What you need to do. From the listing below, copy every line with the word "this".
>> begin Material shown
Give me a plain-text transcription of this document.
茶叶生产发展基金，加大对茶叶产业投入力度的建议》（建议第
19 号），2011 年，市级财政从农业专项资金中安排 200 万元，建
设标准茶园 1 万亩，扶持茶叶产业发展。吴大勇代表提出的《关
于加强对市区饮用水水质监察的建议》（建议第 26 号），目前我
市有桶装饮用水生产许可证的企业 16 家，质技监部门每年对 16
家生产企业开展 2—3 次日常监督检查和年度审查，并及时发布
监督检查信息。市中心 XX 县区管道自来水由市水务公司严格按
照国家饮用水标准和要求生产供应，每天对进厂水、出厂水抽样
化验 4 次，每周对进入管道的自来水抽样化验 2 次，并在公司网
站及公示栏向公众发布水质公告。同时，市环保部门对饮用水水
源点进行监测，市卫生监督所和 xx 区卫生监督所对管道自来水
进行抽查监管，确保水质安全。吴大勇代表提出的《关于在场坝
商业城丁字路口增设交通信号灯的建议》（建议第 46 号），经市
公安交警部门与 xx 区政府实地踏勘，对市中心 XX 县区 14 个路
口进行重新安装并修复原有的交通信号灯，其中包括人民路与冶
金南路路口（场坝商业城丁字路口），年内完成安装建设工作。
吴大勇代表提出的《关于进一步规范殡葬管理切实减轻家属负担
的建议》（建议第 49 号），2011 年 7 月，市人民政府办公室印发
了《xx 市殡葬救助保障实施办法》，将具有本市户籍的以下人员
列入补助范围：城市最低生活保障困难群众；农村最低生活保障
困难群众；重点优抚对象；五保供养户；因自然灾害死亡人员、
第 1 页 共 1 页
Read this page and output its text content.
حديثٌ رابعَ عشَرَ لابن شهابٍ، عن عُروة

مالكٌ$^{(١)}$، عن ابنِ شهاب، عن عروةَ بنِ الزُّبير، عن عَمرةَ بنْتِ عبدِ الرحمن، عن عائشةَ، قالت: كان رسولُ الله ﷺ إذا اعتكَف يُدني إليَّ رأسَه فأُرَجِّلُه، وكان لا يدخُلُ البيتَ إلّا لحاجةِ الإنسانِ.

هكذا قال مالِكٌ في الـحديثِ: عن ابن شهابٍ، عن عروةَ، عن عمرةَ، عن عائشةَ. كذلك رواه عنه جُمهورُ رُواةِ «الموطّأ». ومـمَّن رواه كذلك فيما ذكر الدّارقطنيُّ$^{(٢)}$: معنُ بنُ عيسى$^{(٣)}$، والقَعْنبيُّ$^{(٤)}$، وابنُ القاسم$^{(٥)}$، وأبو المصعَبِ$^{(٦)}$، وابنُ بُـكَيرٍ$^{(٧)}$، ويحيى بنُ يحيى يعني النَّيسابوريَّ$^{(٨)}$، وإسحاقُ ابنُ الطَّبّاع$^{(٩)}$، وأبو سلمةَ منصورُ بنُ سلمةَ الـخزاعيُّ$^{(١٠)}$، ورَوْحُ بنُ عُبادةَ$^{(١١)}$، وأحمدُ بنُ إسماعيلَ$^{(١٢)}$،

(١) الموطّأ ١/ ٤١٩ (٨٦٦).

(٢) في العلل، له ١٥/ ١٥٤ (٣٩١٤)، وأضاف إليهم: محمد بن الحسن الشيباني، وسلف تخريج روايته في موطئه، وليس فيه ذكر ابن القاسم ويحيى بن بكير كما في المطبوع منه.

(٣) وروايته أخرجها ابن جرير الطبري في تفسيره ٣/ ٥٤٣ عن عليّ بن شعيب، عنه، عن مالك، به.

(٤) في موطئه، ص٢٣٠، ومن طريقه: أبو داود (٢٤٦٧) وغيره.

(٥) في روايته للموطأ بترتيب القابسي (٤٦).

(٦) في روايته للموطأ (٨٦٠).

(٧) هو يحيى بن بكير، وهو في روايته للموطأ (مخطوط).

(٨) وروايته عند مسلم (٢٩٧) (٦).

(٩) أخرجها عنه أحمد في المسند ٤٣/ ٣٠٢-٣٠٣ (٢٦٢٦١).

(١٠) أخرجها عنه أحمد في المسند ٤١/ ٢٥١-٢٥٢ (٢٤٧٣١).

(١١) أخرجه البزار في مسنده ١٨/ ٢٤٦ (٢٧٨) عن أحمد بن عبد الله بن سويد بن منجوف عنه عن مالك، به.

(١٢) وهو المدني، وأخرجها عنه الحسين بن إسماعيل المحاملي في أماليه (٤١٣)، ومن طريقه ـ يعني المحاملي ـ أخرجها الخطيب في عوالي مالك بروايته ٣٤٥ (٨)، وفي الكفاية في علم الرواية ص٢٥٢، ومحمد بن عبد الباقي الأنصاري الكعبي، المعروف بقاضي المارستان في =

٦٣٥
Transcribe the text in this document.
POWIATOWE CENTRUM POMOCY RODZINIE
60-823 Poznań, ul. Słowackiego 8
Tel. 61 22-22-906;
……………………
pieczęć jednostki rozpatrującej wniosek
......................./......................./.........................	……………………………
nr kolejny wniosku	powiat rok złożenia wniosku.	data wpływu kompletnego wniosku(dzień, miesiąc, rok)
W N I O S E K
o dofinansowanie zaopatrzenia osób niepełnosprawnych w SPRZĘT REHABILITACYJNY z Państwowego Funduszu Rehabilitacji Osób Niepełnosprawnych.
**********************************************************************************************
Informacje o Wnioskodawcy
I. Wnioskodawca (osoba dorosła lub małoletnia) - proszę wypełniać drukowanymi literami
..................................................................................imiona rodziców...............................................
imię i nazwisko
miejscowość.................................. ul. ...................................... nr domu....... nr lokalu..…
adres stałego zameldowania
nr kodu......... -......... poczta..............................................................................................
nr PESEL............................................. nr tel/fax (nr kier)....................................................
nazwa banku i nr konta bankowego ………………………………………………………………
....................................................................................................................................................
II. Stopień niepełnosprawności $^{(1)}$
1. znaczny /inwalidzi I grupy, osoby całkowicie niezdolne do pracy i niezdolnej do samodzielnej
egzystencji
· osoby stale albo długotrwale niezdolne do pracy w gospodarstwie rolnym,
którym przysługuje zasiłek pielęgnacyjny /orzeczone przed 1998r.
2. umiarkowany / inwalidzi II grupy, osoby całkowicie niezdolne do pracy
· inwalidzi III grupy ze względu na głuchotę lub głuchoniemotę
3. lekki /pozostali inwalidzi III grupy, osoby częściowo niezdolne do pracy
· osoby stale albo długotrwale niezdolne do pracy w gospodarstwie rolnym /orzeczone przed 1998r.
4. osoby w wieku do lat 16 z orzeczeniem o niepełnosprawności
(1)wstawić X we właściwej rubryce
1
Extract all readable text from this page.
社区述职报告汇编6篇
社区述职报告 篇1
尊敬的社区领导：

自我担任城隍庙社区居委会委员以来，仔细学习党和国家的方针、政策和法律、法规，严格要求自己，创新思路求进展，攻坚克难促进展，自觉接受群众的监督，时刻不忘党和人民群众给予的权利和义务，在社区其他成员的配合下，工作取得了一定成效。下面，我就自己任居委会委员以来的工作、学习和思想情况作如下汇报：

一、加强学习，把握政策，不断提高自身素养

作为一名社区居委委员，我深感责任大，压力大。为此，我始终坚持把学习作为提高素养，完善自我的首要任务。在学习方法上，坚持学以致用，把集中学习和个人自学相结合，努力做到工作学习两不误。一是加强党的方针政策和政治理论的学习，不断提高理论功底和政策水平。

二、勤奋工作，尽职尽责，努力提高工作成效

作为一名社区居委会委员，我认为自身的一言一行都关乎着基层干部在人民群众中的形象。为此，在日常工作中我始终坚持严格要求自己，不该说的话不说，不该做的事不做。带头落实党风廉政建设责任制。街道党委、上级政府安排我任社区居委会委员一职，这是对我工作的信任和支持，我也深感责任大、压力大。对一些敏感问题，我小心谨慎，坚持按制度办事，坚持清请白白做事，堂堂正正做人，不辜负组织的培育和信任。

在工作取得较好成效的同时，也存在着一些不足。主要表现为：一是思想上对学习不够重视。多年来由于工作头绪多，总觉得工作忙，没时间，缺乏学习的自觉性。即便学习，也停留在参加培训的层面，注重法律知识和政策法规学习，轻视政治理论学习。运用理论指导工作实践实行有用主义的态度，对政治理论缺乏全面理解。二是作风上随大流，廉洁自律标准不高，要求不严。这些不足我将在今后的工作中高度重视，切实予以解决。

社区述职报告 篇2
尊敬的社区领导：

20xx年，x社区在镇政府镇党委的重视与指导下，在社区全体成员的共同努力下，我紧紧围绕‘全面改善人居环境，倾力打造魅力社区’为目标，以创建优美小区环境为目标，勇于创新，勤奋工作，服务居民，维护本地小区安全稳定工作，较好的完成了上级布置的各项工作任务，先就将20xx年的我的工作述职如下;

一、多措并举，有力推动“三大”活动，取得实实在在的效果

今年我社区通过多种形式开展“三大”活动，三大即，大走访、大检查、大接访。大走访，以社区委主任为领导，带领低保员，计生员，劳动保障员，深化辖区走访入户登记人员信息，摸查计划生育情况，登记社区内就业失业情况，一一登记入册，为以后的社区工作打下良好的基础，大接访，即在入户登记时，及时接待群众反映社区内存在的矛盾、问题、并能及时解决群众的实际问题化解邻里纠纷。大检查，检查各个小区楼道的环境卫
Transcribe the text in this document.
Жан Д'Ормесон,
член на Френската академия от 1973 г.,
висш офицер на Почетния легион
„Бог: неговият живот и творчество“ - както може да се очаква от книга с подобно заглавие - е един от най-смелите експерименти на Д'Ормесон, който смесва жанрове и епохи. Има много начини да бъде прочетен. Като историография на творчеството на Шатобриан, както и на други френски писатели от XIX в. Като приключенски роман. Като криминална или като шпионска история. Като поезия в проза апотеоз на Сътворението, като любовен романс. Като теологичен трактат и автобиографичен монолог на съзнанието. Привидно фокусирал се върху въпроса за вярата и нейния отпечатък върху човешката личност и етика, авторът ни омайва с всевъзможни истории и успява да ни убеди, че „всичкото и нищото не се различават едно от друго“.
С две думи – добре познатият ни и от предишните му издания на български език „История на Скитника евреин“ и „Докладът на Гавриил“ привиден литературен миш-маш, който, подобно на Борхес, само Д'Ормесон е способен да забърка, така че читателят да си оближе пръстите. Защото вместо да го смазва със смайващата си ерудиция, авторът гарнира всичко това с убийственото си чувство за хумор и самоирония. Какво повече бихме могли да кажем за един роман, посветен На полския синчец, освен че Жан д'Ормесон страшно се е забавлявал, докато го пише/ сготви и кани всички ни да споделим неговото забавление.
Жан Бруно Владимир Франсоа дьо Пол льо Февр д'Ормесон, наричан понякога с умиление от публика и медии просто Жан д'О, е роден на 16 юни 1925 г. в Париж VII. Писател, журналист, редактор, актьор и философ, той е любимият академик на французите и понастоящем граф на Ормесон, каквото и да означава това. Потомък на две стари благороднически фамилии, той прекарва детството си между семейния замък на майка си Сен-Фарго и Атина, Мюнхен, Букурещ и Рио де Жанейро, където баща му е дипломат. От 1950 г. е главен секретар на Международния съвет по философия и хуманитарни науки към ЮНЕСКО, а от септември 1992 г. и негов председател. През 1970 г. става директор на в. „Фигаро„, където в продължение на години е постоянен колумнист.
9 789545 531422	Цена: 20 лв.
>> end Material shown
Answer to the problem.
Give me a plain-text transcription of this document.
Read this page and output its text content.
Transcribe the text in this document.
Extract all readable text from this page.
Transcribe the text in this document.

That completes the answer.